## [EXERCISE DIRECTIONS]
Write out the whole of the material exactly.

## [TASK DATA]
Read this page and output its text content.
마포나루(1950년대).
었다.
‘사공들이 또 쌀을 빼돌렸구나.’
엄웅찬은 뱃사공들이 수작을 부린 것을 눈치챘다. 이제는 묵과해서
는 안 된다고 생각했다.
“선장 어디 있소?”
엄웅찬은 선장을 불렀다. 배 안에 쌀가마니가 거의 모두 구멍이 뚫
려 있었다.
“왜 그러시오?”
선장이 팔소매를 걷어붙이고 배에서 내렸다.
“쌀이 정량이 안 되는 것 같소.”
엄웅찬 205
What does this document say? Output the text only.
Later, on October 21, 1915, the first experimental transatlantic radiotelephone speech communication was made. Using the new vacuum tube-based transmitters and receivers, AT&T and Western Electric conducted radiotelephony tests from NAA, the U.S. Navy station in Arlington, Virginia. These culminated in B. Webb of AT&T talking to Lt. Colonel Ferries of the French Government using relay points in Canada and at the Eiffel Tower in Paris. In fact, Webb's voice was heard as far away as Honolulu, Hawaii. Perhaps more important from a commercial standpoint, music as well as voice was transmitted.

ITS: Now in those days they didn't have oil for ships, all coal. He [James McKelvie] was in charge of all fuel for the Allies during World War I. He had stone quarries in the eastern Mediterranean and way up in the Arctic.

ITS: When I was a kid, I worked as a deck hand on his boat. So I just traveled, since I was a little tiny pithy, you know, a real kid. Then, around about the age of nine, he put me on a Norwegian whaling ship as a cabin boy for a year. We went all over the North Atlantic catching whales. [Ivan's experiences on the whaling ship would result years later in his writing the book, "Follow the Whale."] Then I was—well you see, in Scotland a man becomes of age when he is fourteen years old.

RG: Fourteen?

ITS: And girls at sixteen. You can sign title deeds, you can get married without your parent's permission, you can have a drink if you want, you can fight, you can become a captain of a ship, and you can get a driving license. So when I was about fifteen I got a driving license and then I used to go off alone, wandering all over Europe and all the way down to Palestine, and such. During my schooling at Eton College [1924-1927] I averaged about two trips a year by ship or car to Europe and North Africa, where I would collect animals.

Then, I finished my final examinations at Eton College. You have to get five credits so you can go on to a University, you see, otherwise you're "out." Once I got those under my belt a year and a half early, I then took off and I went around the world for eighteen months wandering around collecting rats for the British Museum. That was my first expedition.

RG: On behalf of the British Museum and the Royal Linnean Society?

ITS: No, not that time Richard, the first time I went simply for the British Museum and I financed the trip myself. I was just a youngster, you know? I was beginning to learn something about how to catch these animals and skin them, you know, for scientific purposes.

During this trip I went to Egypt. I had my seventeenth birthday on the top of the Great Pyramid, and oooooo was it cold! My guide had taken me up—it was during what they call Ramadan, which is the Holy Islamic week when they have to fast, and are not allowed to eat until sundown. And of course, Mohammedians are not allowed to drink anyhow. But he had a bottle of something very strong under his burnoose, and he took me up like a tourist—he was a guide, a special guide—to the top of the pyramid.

## [RESPONSE FOR THIS EXERCISE]
Read this page and output its text content.
마포나루(1950년대).
었다.
‘사공들이 또 쌀을 빼돌렸구나.’
엄웅찬은 뱃사공들이 수작을 부린 것을 눈치챘다. 이제는 묵과해서
는 안 된다고 생각했다.
“선장 어디 있소?”
엄웅찬은 선장을 불렀다. 배 안에 쌀가마니가 거의 모두 구멍이 뚫
려 있었다.
“왜 그러시오?”
선장이 팔소매를 걷어붙이고 배에서 내렸다.
“쌀이 정량이 안 되는 것 같소.”
엄웅찬 205
What does this document say? Output the text only.
Later, on October 21, 1915, the first experimental transatlantic radiotelephone speech communication was made. Using the new vacuum tube-based transmitters and receivers, AT&T and Western Electric conducted radiotelephony tests from NAA, the U.S. Navy station in Arlington, Virginia. These culminated in B. Webb of AT&T talking to Lt. Colonel Ferries of the French Government using relay points in Canada and at the Eiffel Tower in Paris. In fact, Webb's voice was heard as far away as Honolulu, Hawaii. Perhaps more important from a commercial standpoint, music as well as voice was transmitted.

ITS: Now in those days they didn't have oil for ships, all coal. He [James McKelvie] was in charge of all fuel for the Allies during World War I. He had stone quarries in the eastern Mediterranean and way up in the Arctic.

ITS: When I was a kid, I worked as a deck hand on his boat. So I just traveled, since I was a little tiny pithy, you know, a real kid. Then, around about the age of nine, he put me on a Norwegian whaling ship as a cabin boy for a year. We went all over the North Atlantic catching whales. [Ivan's experiences on the whaling ship would result years later in his writing the book, "Follow the Whale."] Then I was—well you see, in Scotland a man becomes of age when he is fourteen years old.

RG: Fourteen?

ITS: And girls at sixteen. You can sign title deeds, you can get married without your parent's permission, you can have a drink if you want, you can fight, you can become a captain of a ship, and you can get a driving license. So when I was about fifteen I got a driving license and then I used to go off alone, wandering all over Europe and all the way down to Palestine, and such. During my schooling at Eton College [1924-1927] I averaged about two trips a year by ship or car to Europe and North Africa, where I would collect animals.

Then, I finished my final examinations at Eton College. You have to get five credits so you can go on to a University, you see, otherwise you're "out." Once I got those under my belt a year and a half early, I then took off and I went around the world for eighteen months wandering around collecting rats for the British Museum. That was my first expedition.

RG: On behalf of the British Museum and the Royal Linnean Society?

ITS: No, not that time Richard, the first time I went simply for the British Museum and I financed the trip myself. I was just a youngster, you know? I was beginning to learn something about how to catch these animals and skin them, you know, for scientific purposes.

During this trip I went to Egypt. I had my seventeenth birthday on the top of the Great Pyramid, and oooooo was it cold! My guide had taken me up—it was during what they call Ramadan, which is the Holy Islamic week when they have to fast, and are not allowed to eat until sundown. And of course, Mohammedians are not allowed to drink anyhow. But he had a bottle of something very strong under his burnoose, and he took me up like a tourist—he was a guide, a special guide—to the top of the pyramid.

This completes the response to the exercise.